__AIM OF THE TASK__:
Reproduce every line of this listing verbatim.

(Stored records)
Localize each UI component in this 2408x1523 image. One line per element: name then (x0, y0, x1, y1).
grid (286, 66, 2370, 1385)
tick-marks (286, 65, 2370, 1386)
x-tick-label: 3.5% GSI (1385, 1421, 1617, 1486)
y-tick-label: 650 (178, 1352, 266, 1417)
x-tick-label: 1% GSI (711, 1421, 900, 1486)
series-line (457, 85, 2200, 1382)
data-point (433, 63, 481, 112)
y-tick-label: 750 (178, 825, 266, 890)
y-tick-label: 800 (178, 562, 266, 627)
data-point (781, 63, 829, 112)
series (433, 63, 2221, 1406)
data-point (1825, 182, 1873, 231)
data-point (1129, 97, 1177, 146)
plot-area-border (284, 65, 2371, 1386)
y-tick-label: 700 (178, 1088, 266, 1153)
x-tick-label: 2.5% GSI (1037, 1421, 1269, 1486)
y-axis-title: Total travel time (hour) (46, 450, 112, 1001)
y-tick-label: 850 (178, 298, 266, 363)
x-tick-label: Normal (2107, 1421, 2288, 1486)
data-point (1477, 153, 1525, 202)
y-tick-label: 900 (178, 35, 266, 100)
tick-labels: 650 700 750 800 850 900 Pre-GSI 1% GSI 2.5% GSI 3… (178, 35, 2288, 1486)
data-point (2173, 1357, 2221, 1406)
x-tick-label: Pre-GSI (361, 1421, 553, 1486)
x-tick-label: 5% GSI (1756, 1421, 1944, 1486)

__OUTPUT OF THE TASK__:
Localize each UI component in this 2408x1523 image. One line per element: name then (x0, y0, x1, y1).
grid (286, 66, 2370, 1385)
tick-marks (286, 65, 2370, 1386)
x-tick-label: 3.5% GSI (1385, 1421, 1617, 1486)
y-tick-label: 650 (178, 1352, 266, 1417)
x-tick-label: 1% GSI (711, 1421, 900, 1486)
series-line (457, 85, 2200, 1382)
data-point (433, 63, 481, 112)
y-tick-label: 750 (178, 825, 266, 890)
y-tick-label: 800 (178, 562, 266, 627)
data-point (781, 63, 829, 112)
series (433, 63, 2221, 1406)
data-point (1825, 182, 1873, 231)
data-point (1129, 97, 1177, 146)
plot-area-border (284, 65, 2371, 1386)
y-tick-label: 700 (178, 1088, 266, 1153)
x-tick-label: 2.5% GSI (1037, 1421, 1269, 1486)
y-axis-title: Total travel time (hour) (46, 450, 112, 1001)
y-tick-label: 850 (178, 298, 266, 363)
x-tick-label: Normal (2107, 1421, 2288, 1486)
data-point (1477, 153, 1525, 202)
y-tick-label: 900 (178, 35, 266, 100)
tick-labels: 650 700 750 800 850 900 Pre-GSI 1% GSI 2.5% GSI 3… (178, 35, 2288, 1486)
data-point (2173, 1357, 2221, 1406)
x-tick-label: Pre-GSI (361, 1421, 553, 1486)
x-tick-label: 5% GSI (1756, 1421, 1944, 1486)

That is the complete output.